Goal
Copy all the entries word for word, but omit the pictures.

Provided information

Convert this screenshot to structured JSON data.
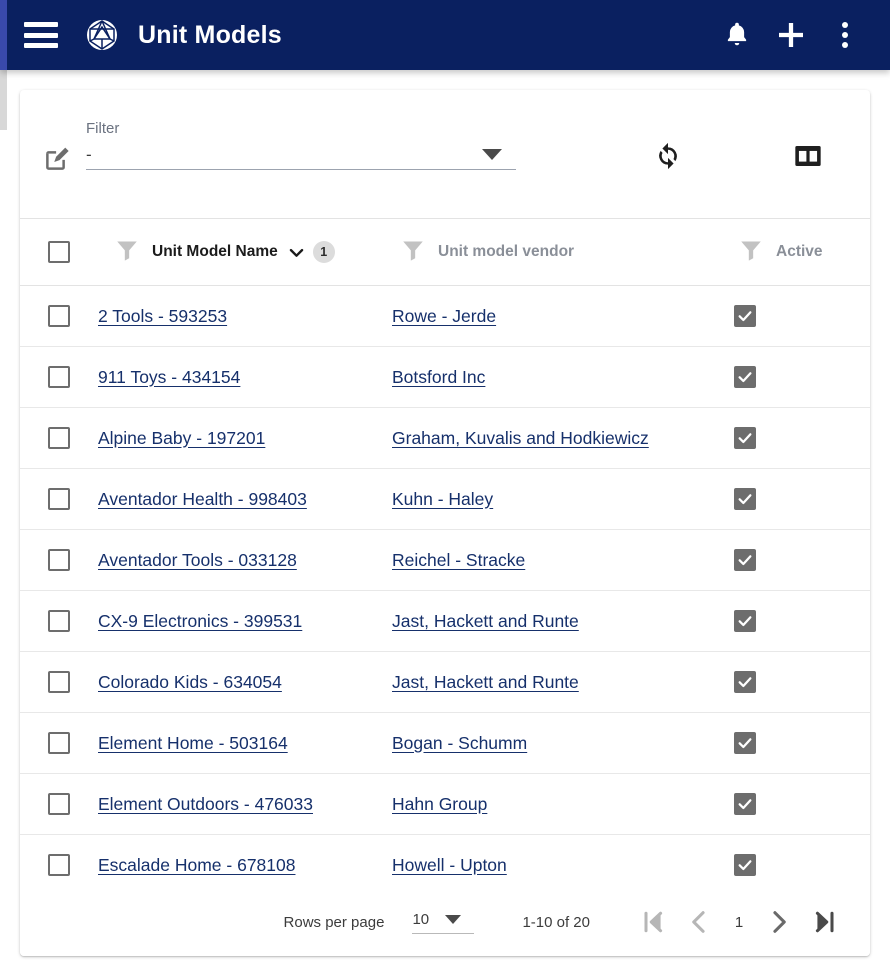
{
  "appbar": {
    "menu_icon": "hamburger-menu-icon",
    "logo_icon": "polyhedron-logo-icon",
    "title": "Unit Models",
    "notifications_icon": "bell-icon",
    "add_icon": "plus-icon",
    "more_icon": "vertical-dots-icon",
    "background_color": "#0a2060",
    "accent_color": "#3949ab"
  },
  "filter_bar": {
    "edit_icon": "edit-square-icon",
    "label": "Filter",
    "value": "-",
    "dropdown_icon": "chevron-down-icon",
    "refresh_icon": "refresh-sync-icon",
    "columns_icon": "view-columns-icon"
  },
  "table": {
    "select_all_checkbox": false,
    "columns": [
      {
        "key": "name",
        "label": "Unit Model Name",
        "sorted": true,
        "sort_direction": "desc",
        "sort_badge": "1",
        "filter_icon": "funnel-filter-icon"
      },
      {
        "key": "vendor",
        "label": "Unit model vendor",
        "sorted": false,
        "sort_direction": "",
        "sort_badge": "",
        "filter_icon": "funnel-filter-icon"
      },
      {
        "key": "active",
        "label": "Active",
        "sorted": false,
        "sort_direction": "",
        "sort_badge": "",
        "filter_icon": "funnel-filter-icon"
      }
    ],
    "rows": [
      {
        "selected": false,
        "name": "2 Tools - 593253",
        "vendor": "Rowe - Jerde",
        "active": true
      },
      {
        "selected": false,
        "name": "911 Toys - 434154",
        "vendor": "Botsford Inc",
        "active": true
      },
      {
        "selected": false,
        "name": "Alpine Baby - 197201",
        "vendor": "Graham, Kuvalis and Hodkiewicz",
        "active": true
      },
      {
        "selected": false,
        "name": "Aventador Health - 998403",
        "vendor": "Kuhn - Haley",
        "active": true
      },
      {
        "selected": false,
        "name": "Aventador Tools - 033128",
        "vendor": "Reichel - Stracke",
        "active": true
      },
      {
        "selected": false,
        "name": "CX-9 Electronics - 399531",
        "vendor": "Jast, Hackett and Runte",
        "active": true
      },
      {
        "selected": false,
        "name": "Colorado Kids - 634054",
        "vendor": "Jast, Hackett and Runte",
        "active": true
      },
      {
        "selected": false,
        "name": "Element Home - 503164",
        "vendor": "Bogan - Schumm",
        "active": true
      },
      {
        "selected": false,
        "name": "Element Outdoors - 476033",
        "vendor": "Hahn Group",
        "active": true
      },
      {
        "selected": false,
        "name": "Escalade Home - 678108",
        "vendor": "Howell - Upton",
        "active": true
      }
    ]
  },
  "paginator": {
    "rows_per_page_label": "Rows per page",
    "rows_per_page_value": "10",
    "range_label": "1-10 of 20",
    "page_number": "1",
    "first_page_icon": "first-page-icon",
    "prev_page_icon": "chevron-left-icon",
    "next_page_icon": "chevron-right-icon",
    "last_page_icon": "last-page-icon",
    "first_enabled": false,
    "prev_enabled": false,
    "next_enabled": true,
    "last_enabled": true
  },
  "colors": {
    "link": "#16306b",
    "header_text_muted": "#8a8f98",
    "checkbox_checked": "#6d6d6d"
  }
}
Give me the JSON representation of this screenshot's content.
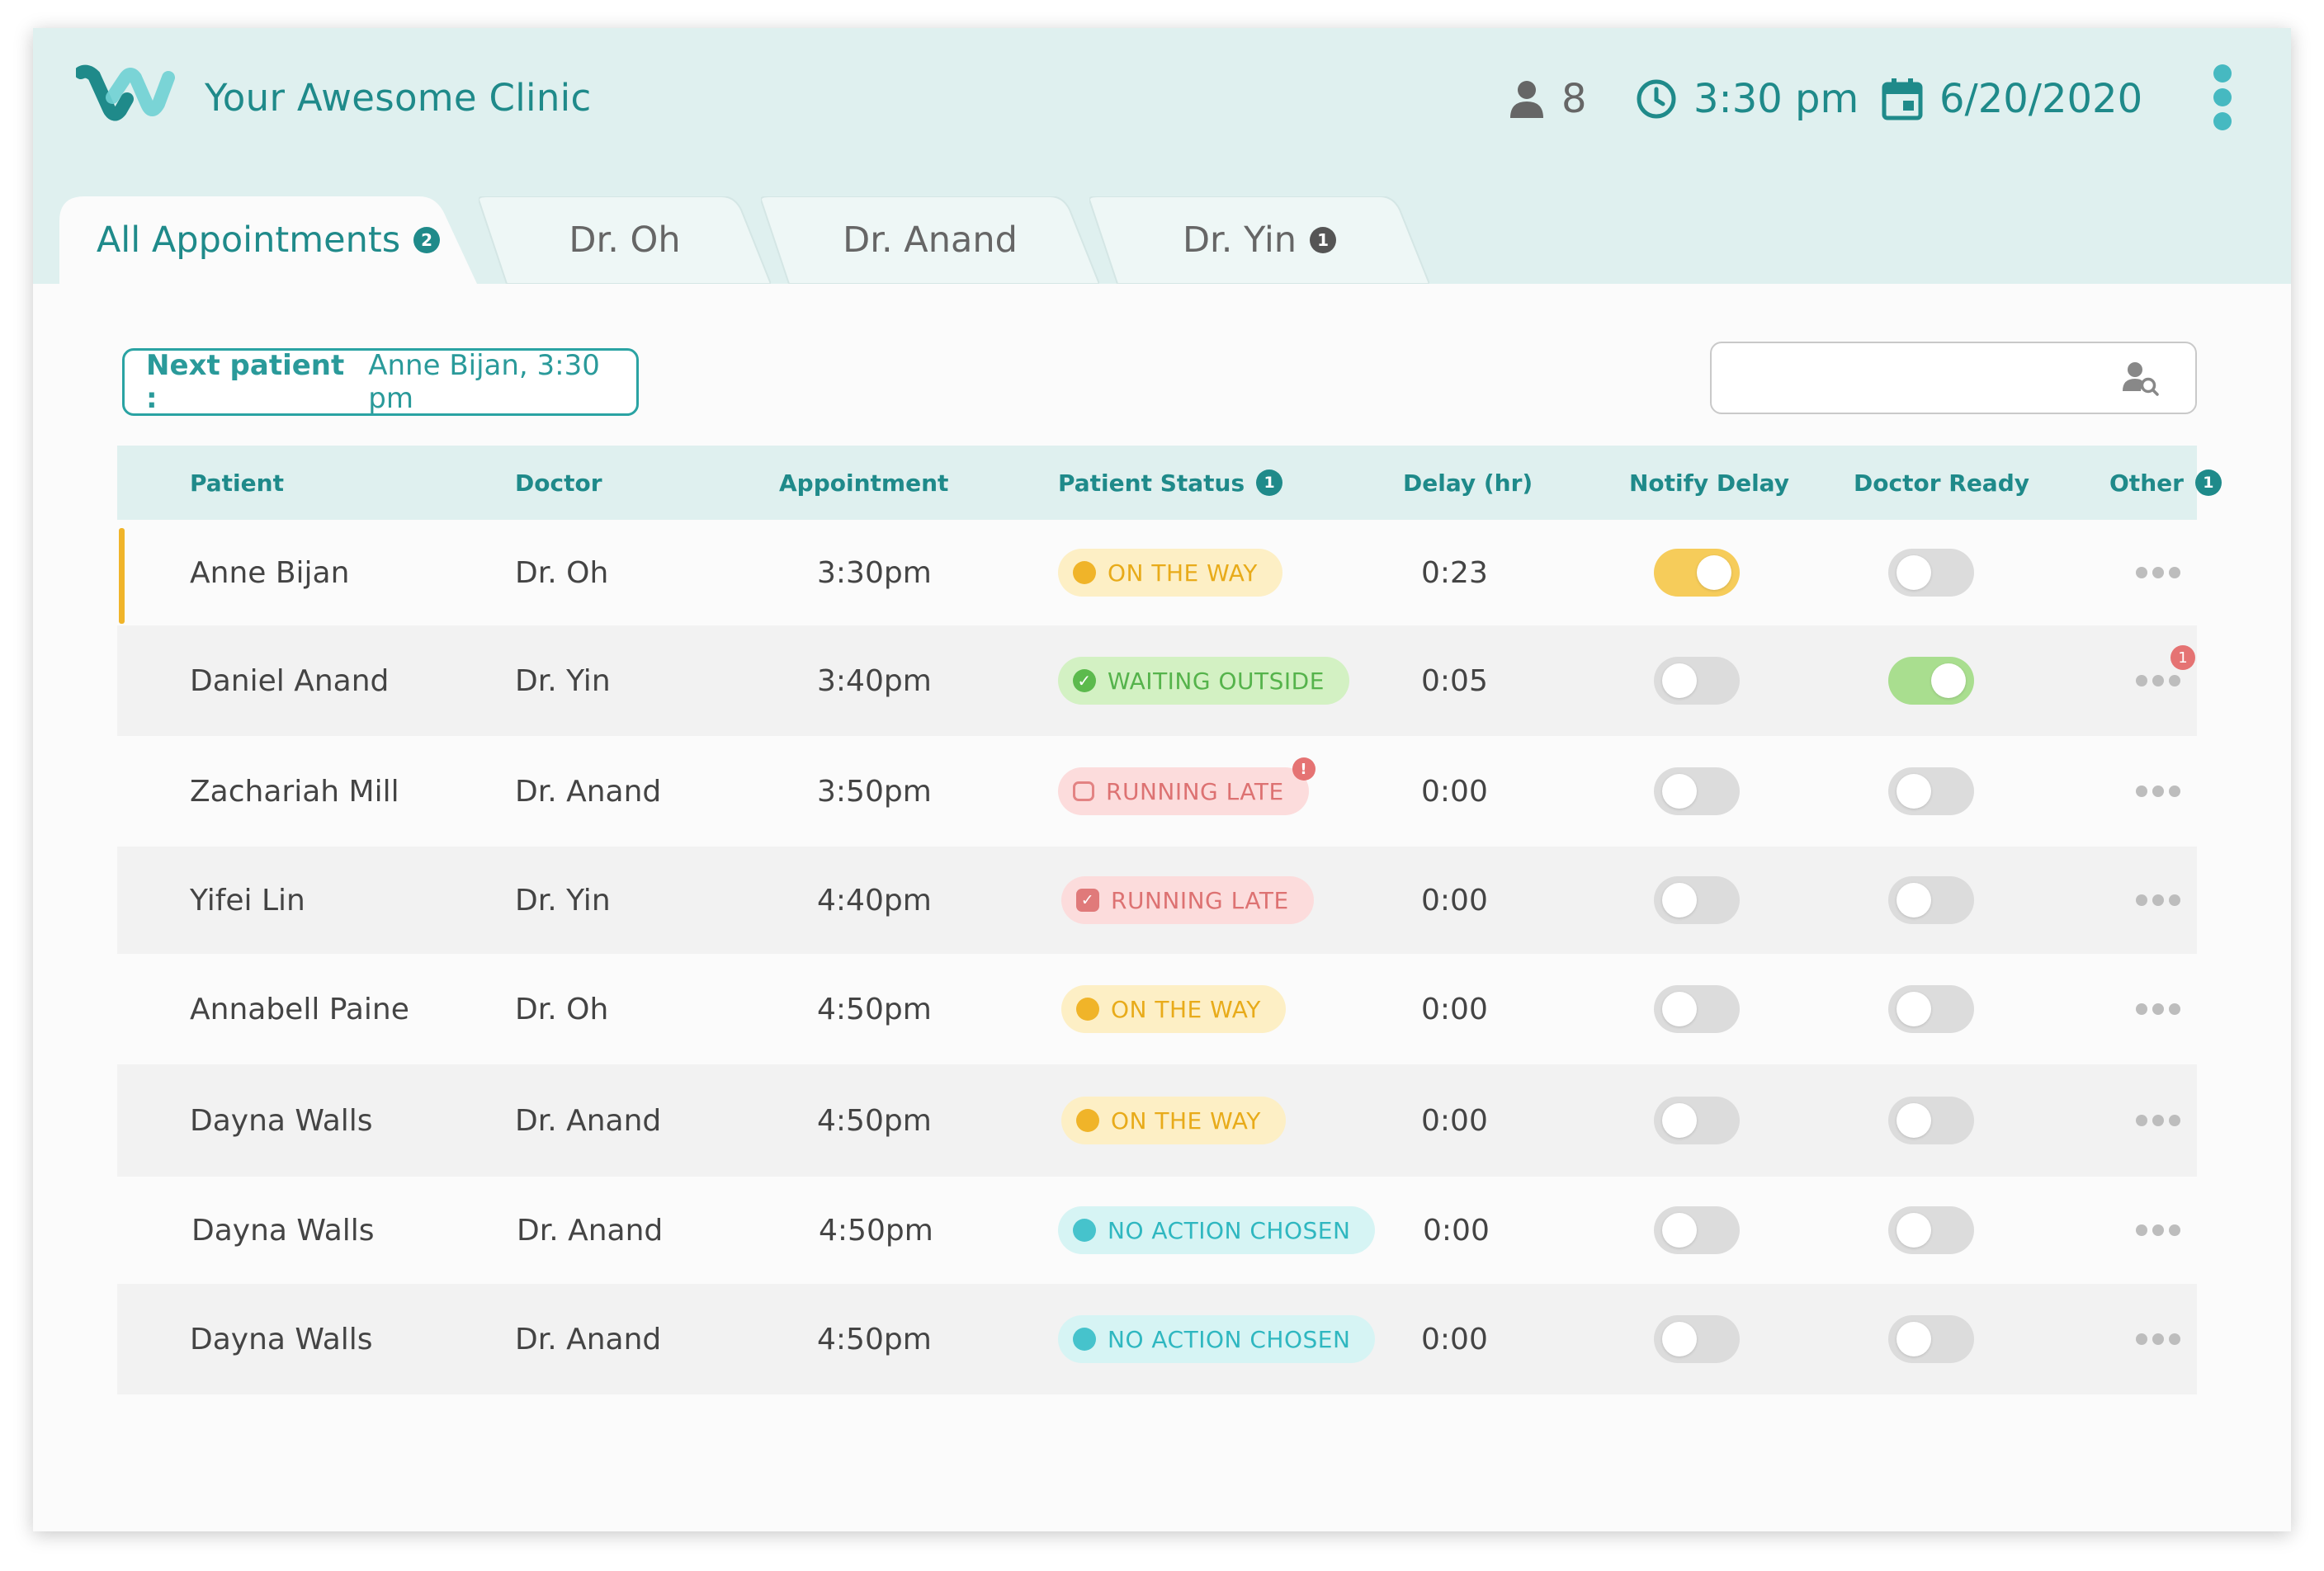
{
  "app": {
    "clinic_name": "Your Awesome Clinic",
    "patient_count": "8",
    "current_time": "3:30 pm",
    "current_date": "6/20/2020"
  },
  "colors": {
    "brand": "#1f8a8a",
    "header_bg": "#dff0ef",
    "accent_teal": "#46b9c1",
    "status_on_the_way": "#f0b429",
    "status_waiting_outside": "#5cba4d",
    "status_running_late": "#e07a7a",
    "status_no_action": "#46c3cc"
  },
  "tabs": [
    {
      "label": "All Appointments",
      "badge": "2",
      "active": true
    },
    {
      "label": "Dr. Oh",
      "badge": "",
      "active": false
    },
    {
      "label": "Dr. Anand",
      "badge": "",
      "active": false
    },
    {
      "label": "Dr. Yin",
      "badge": "1",
      "active": false
    }
  ],
  "next_patient": {
    "label": "Next patient :",
    "value": "Anne Bijan, 3:30 pm"
  },
  "search": {
    "placeholder": "",
    "icon": "person-search-icon"
  },
  "table": {
    "headers": {
      "patient": "Patient",
      "doctor": "Doctor",
      "appointment": "Appointment",
      "patient_status": "Patient Status",
      "patient_status_badge": "1",
      "delay": "Delay (hr)",
      "notify_delay": "Notify Delay",
      "doctor_ready": "Doctor Ready",
      "other": "Other",
      "other_badge": "1"
    },
    "rows": [
      {
        "patient": "Anne Bijan",
        "doctor": "Dr. Oh",
        "appointment": "3:30pm",
        "status": "ON THE WAY",
        "delay": "0:23",
        "notify_delay": true,
        "doctor_ready": false
      },
      {
        "patient": "Daniel Anand",
        "doctor": "Dr. Yin",
        "appointment": "3:40pm",
        "status": "WAITING OUTSIDE",
        "delay": "0:05",
        "notify_delay": false,
        "doctor_ready": true,
        "other_badge": "1"
      },
      {
        "patient": "Zachariah Mill",
        "doctor": "Dr. Anand",
        "appointment": "3:50pm",
        "status": "RUNNING LATE",
        "status_alert": "!",
        "delay": "0:00",
        "notify_delay": false,
        "doctor_ready": false
      },
      {
        "patient": "Yifei Lin",
        "doctor": "Dr. Yin",
        "appointment": "4:40pm",
        "status": "RUNNING LATE",
        "delay": "0:00",
        "notify_delay": false,
        "doctor_ready": false
      },
      {
        "patient": "Annabell Paine",
        "doctor": "Dr. Oh",
        "appointment": "4:50pm",
        "status": "ON THE WAY",
        "delay": "0:00",
        "notify_delay": false,
        "doctor_ready": false
      },
      {
        "patient": "Dayna Walls",
        "doctor": "Dr. Anand",
        "appointment": "4:50pm",
        "status": "ON THE WAY",
        "delay": "0:00",
        "notify_delay": false,
        "doctor_ready": false
      },
      {
        "patient": "Dayna Walls",
        "doctor": "Dr. Anand",
        "appointment": "4:50pm",
        "status": "NO ACTION CHOSEN",
        "delay": "0:00",
        "notify_delay": false,
        "doctor_ready": false
      },
      {
        "patient": "Dayna Walls",
        "doctor": "Dr. Anand",
        "appointment": "4:50pm",
        "status": "NO ACTION CHOSEN",
        "delay": "0:00",
        "notify_delay": false,
        "doctor_ready": false
      }
    ]
  }
}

The result
Convert this screenshot to structured JSON data.
{
  "appbar": {
    "menu_icon": "hamburger-menu-icon",
    "logo_icon": "polyhedron-logo-icon",
    "title": "Unit Models",
    "notifications_icon": "bell-icon",
    "add_icon": "plus-icon",
    "more_icon": "vertical-dots-icon",
    "background_color": "#0a2060",
    "accent_color": "#3949ab"
  },
  "filter_bar": {
    "edit_icon": "edit-square-icon",
    "label": "Filter",
    "value": "-",
    "dropdown_icon": "chevron-down-icon",
    "refresh_icon": "refresh-sync-icon",
    "columns_icon": "view-columns-icon"
  },
  "table": {
    "select_all_checkbox": false,
    "columns": [
      {
        "key": "name",
        "label": "Unit Model Name",
        "sorted": true,
        "sort_direction": "desc",
        "sort_badge": "1",
        "filter_icon": "funnel-filter-icon"
      },
      {
        "key": "vendor",
        "label": "Unit model vendor",
        "sorted": false,
        "sort_direction": "",
        "sort_badge": "",
        "filter_icon": "funnel-filter-icon"
      },
      {
        "key": "active",
        "label": "Active",
        "sorted": false,
        "sort_direction": "",
        "sort_badge": "",
        "filter_icon": "funnel-filter-icon"
      }
    ],
    "rows": [
      {
        "selected": false,
        "name": "2 Tools - 593253",
        "vendor": "Rowe - Jerde",
        "active": true
      },
      {
        "selected": false,
        "name": "911 Toys - 434154",
        "vendor": "Botsford Inc",
        "active": true
      },
      {
        "selected": false,
        "name": "Alpine Baby - 197201",
        "vendor": "Graham, Kuvalis and Hodkiewicz",
        "active": true
      },
      {
        "selected": false,
        "name": "Aventador Health - 998403",
        "vendor": "Kuhn - Haley",
        "active": true
      },
      {
        "selected": false,
        "name": "Aventador Tools - 033128",
        "vendor": "Reichel - Stracke",
        "active": true
      },
      {
        "selected": false,
        "name": "CX-9 Electronics - 399531",
        "vendor": "Jast, Hackett and Runte",
        "active": true
      },
      {
        "selected": false,
        "name": "Colorado Kids - 634054",
        "vendor": "Jast, Hackett and Runte",
        "active": true
      },
      {
        "selected": false,
        "name": "Element Home - 503164",
        "vendor": "Bogan - Schumm",
        "active": true
      },
      {
        "selected": false,
        "name": "Element Outdoors - 476033",
        "vendor": "Hahn Group",
        "active": true
      },
      {
        "selected": false,
        "name": "Escalade Home - 678108",
        "vendor": "Howell - Upton",
        "active": true
      }
    ]
  },
  "paginator": {
    "rows_per_page_label": "Rows per page",
    "rows_per_page_value": "10",
    "range_label": "1-10 of 20",
    "page_number": "1",
    "first_page_icon": "first-page-icon",
    "prev_page_icon": "chevron-left-icon",
    "next_page_icon": "chevron-right-icon",
    "last_page_icon": "last-page-icon",
    "first_enabled": false,
    "prev_enabled": false,
    "next_enabled": true,
    "last_enabled": true
  },
  "colors": {
    "link": "#16306b",
    "header_text_muted": "#8a8f98",
    "checkbox_checked": "#6d6d6d"
  }
}
Give me the JSON representation of this screenshot's content.
{
  "app": {
    "clinic_name": "Your Awesome Clinic",
    "patient_count": "8",
    "current_time": "3:30 pm",
    "current_date": "6/20/2020"
  },
  "colors": {
    "brand": "#1f8a8a",
    "header_bg": "#dff0ef",
    "accent_teal": "#46b9c1",
    "status_on_the_way": "#f0b429",
    "status_waiting_outside": "#5cba4d",
    "status_running_late": "#e07a7a",
    "status_no_action": "#46c3cc"
  },
  "tabs": [
    {
      "label": "All Appointments",
      "badge": "2",
      "active": true
    },
    {
      "label": "Dr. Oh",
      "badge": "",
      "active": false
    },
    {
      "label": "Dr. Anand",
      "badge": "",
      "active": false
    },
    {
      "label": "Dr. Yin",
      "badge": "1",
      "active": false
    }
  ],
  "next_patient": {
    "label": "Next patient :",
    "value": "Anne Bijan, 3:30 pm"
  },
  "search": {
    "placeholder": "",
    "icon": "person-search-icon"
  },
  "table": {
    "headers": {
      "patient": "Patient",
      "doctor": "Doctor",
      "appointment": "Appointment",
      "patient_status": "Patient Status",
      "patient_status_badge": "1",
      "delay": "Delay (hr)",
      "notify_delay": "Notify Delay",
      "doctor_ready": "Doctor Ready",
      "other": "Other",
      "other_badge": "1"
    },
    "rows": [
      {
        "patient": "Anne Bijan",
        "doctor": "Dr. Oh",
        "appointment": "3:30pm",
        "status": "ON THE WAY",
        "delay": "0:23",
        "notify_delay": true,
        "doctor_ready": false
      },
      {
        "patient": "Daniel Anand",
        "doctor": "Dr. Yin",
        "appointment": "3:40pm",
        "status": "WAITING OUTSIDE",
        "delay": "0:05",
        "notify_delay": false,
        "doctor_ready": true,
        "other_badge": "1"
      },
      {
        "patient": "Zachariah Mill",
        "doctor": "Dr. Anand",
        "appointment": "3:50pm",
        "status": "RUNNING LATE",
        "status_alert": "!",
        "delay": "0:00",
        "notify_delay": false,
        "doctor_ready": false
      },
      {
        "patient": "Yifei Lin",
        "doctor": "Dr. Yin",
        "appointment": "4:40pm",
        "status": "RUNNING LATE",
        "delay": "0:00",
        "notify_delay": false,
        "doctor_ready": false
      },
      {
        "patient": "Annabell Paine",
        "doctor": "Dr. Oh",
        "appointment": "4:50pm",
        "status": "ON THE WAY",
        "delay": "0:00",
        "notify_delay": false,
        "doctor_ready": false
      },
      {
        "patient": "Dayna Walls",
        "doctor": "Dr. Anand",
        "appointment": "4:50pm",
        "status": "ON THE WAY",
        "delay": "0:00",
        "notify_delay": false,
        "doctor_ready": false
      },
      {
        "patient": "Dayna Walls",
        "doctor": "Dr. Anand",
        "appointment": "4:50pm",
        "status": "NO ACTION CHOSEN",
        "delay": "0:00",
        "notify_delay": false,
        "doctor_ready": false
      },
      {
        "patient": "Dayna Walls",
        "doctor": "Dr. Anand",
        "appointment": "4:50pm",
        "status": "NO ACTION CHOSEN",
        "delay": "0:00",
        "notify_delay": false,
        "doctor_ready": false
      }
    ]
  }
}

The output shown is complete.